> [What the task asks]: Count how many lines hold the string "value". Give that number alone.
+++++
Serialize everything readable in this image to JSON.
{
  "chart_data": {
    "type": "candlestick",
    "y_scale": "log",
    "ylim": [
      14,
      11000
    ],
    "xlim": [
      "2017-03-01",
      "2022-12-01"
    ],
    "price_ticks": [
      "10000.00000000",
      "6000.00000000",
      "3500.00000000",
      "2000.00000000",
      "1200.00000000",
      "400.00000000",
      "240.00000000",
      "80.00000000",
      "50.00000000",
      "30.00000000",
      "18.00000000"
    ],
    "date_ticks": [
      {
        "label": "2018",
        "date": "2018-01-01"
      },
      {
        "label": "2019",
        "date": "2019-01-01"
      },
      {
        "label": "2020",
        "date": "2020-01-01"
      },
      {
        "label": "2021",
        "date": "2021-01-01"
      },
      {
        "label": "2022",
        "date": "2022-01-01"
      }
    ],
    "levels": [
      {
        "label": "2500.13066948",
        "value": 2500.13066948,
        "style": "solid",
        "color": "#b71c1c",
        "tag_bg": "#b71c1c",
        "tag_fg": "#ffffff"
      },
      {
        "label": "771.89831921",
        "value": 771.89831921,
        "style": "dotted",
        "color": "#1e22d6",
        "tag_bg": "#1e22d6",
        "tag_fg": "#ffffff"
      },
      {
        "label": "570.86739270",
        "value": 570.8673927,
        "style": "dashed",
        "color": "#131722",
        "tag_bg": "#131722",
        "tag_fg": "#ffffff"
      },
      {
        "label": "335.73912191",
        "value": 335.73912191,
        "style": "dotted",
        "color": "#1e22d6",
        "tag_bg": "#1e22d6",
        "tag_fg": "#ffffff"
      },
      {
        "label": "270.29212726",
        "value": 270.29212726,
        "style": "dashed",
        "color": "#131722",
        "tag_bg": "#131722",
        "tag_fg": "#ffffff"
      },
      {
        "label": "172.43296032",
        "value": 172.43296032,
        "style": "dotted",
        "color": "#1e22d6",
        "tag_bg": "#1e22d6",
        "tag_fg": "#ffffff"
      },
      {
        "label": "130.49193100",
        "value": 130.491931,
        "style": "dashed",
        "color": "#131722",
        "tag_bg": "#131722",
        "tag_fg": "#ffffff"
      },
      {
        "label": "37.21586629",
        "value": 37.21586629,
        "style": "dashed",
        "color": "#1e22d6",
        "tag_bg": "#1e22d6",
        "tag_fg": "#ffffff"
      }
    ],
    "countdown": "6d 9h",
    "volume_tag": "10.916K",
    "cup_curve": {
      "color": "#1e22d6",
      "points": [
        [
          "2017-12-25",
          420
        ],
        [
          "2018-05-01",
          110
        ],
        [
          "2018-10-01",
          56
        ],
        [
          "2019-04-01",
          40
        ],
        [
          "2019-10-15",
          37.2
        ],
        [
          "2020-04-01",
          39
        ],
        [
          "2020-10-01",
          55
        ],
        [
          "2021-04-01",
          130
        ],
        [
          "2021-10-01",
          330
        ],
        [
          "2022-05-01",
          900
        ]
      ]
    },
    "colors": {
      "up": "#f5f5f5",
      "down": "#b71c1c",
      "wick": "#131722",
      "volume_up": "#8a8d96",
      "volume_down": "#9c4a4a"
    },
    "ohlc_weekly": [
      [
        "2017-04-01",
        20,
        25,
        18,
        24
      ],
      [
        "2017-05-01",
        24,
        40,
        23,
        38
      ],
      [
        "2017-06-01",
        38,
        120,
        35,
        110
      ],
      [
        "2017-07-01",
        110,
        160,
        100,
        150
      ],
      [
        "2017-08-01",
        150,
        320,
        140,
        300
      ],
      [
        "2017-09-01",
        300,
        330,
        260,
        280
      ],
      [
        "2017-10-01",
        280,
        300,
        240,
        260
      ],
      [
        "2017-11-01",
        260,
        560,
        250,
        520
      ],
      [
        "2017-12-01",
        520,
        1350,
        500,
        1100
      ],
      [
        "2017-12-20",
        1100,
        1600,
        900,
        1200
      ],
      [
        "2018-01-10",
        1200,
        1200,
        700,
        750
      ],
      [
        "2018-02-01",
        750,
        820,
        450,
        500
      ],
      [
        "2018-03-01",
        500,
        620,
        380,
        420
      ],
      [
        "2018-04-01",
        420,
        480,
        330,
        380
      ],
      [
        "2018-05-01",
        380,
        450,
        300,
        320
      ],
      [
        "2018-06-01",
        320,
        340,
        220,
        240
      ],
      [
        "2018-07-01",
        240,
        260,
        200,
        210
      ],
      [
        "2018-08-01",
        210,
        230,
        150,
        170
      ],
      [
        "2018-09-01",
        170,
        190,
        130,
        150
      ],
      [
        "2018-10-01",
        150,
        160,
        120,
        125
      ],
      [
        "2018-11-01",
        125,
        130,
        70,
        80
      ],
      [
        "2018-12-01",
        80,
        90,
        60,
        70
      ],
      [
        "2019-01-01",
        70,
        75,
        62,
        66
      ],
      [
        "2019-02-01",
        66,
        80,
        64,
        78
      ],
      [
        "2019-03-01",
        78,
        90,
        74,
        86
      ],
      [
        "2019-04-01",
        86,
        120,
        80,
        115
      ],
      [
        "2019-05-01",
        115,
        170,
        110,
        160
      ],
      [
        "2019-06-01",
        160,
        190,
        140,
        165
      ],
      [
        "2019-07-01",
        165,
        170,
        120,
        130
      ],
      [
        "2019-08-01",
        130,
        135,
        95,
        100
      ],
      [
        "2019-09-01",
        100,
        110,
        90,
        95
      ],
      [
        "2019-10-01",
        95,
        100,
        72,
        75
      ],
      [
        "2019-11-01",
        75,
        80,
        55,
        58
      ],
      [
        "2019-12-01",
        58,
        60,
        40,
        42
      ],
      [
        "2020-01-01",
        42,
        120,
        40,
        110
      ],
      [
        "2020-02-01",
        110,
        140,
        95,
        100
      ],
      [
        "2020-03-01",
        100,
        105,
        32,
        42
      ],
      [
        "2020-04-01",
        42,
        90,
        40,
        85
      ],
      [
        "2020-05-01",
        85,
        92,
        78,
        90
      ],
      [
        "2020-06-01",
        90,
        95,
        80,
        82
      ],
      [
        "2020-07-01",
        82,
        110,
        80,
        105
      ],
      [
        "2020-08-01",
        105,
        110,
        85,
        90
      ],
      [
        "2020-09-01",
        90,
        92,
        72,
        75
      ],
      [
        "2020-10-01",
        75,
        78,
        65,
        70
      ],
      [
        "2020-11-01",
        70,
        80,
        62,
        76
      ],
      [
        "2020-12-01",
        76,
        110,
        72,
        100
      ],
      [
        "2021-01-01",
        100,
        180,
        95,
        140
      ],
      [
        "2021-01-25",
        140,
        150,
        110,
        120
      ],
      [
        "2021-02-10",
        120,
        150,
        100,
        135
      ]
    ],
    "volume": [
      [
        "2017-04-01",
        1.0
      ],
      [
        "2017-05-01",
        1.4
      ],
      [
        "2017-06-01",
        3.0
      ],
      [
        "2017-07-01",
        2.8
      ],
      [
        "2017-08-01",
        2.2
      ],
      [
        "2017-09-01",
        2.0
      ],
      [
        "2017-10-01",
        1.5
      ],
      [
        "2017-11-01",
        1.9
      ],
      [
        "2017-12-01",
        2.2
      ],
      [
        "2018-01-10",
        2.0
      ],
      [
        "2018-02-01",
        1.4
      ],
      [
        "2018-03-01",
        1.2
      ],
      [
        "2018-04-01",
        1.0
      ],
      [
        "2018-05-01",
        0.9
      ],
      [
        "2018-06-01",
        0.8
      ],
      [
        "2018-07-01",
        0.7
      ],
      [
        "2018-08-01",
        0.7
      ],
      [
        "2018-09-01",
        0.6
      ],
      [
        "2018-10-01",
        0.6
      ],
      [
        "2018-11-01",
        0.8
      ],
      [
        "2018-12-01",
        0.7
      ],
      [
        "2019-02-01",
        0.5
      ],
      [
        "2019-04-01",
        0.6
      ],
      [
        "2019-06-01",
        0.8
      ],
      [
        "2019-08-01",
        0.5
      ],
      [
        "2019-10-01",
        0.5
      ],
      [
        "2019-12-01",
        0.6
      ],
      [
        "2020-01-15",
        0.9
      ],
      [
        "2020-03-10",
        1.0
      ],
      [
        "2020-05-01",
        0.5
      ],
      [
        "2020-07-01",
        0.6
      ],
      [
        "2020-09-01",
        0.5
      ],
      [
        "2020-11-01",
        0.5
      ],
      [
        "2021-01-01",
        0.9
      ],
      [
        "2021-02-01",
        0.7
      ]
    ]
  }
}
+++++
> [Solved exercise]: 8